In the listing below, locate the lines that hold the string "United". Copy those lines.

- SUPPLIED RECORDS
.....
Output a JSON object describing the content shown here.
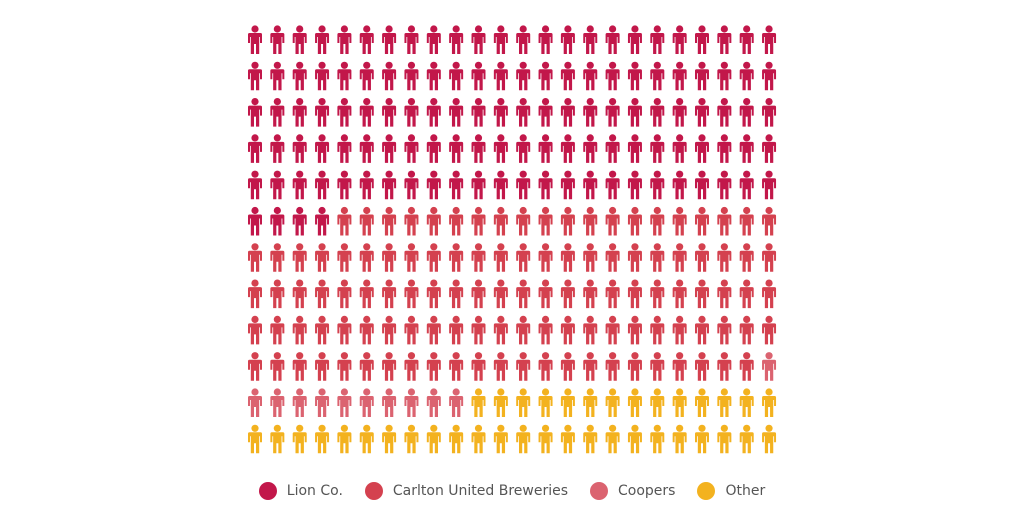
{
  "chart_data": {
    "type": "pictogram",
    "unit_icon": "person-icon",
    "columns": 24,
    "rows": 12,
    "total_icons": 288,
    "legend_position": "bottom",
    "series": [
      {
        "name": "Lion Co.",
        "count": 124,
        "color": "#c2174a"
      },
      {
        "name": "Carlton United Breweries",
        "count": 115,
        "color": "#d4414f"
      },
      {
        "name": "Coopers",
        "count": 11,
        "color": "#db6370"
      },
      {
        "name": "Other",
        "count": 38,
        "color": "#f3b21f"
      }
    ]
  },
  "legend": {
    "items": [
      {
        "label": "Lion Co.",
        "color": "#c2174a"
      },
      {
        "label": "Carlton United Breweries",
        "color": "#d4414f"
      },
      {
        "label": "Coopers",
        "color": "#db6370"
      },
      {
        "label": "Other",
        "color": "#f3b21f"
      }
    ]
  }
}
.....
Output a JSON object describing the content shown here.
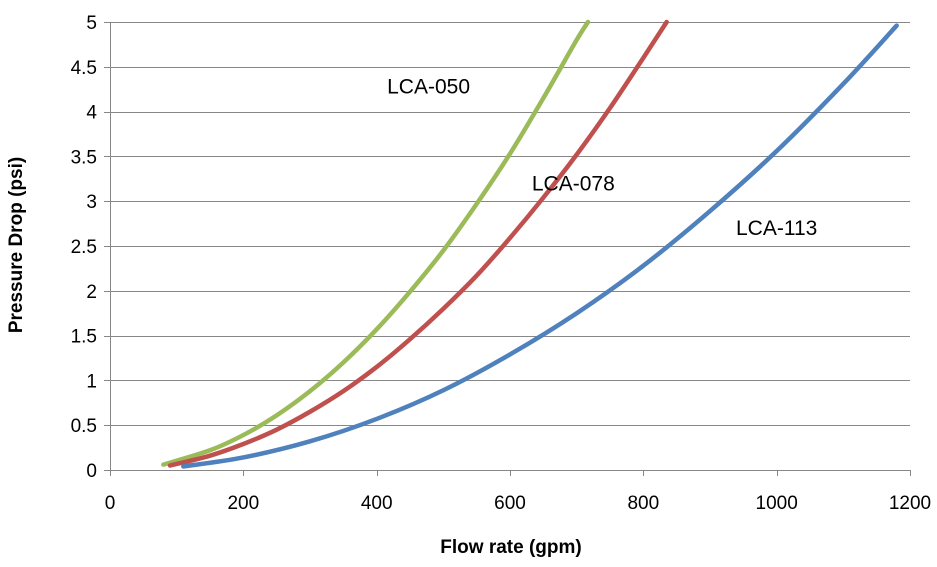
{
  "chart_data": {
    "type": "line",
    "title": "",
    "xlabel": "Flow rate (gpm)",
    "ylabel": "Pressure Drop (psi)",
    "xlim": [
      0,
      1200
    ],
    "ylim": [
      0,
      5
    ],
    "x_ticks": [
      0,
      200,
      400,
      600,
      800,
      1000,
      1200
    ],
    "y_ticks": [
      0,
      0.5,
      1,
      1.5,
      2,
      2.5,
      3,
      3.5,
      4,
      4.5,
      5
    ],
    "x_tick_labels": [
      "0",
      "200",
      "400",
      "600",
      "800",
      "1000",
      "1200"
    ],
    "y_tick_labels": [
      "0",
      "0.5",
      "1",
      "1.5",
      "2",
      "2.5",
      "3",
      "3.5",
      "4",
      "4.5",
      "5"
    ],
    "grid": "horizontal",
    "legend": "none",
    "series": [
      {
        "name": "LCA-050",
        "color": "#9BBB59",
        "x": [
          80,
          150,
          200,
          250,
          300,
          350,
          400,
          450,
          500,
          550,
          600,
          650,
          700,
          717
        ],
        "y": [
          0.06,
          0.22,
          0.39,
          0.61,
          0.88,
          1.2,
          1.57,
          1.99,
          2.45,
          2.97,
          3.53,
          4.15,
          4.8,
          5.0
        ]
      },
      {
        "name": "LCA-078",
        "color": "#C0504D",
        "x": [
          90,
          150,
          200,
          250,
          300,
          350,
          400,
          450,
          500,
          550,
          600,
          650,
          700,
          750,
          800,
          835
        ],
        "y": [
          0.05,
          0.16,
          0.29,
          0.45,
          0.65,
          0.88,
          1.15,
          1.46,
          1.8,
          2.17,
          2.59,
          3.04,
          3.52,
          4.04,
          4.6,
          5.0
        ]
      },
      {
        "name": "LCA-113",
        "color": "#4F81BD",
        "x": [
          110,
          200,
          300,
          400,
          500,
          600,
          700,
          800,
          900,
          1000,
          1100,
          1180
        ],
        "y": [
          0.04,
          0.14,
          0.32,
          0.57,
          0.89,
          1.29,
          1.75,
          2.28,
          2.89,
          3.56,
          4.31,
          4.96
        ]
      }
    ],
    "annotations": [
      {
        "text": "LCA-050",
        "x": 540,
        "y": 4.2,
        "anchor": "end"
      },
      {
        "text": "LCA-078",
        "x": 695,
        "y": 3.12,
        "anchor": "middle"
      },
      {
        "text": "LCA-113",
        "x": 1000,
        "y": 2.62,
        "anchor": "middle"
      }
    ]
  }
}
.....
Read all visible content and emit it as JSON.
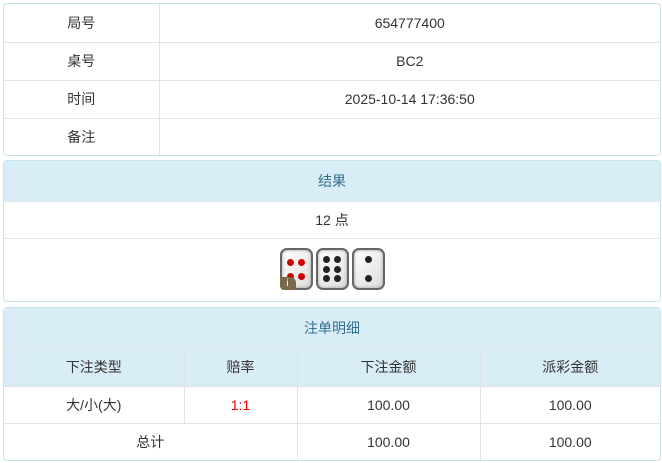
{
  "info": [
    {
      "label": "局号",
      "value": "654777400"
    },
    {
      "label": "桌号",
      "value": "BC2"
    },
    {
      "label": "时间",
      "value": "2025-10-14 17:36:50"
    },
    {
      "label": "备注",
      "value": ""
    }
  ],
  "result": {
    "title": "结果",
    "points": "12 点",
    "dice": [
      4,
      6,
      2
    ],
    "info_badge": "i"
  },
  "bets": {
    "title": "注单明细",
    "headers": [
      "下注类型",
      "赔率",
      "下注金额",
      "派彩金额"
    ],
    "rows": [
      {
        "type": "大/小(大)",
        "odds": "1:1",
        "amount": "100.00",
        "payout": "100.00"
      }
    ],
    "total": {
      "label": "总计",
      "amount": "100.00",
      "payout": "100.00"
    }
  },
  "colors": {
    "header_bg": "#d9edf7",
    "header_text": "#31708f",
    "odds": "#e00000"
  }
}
.....
- RESULT FOR THIS EXERCISE
        "name": "Carlton United Breweries",
        "label": "Carlton United Breweries",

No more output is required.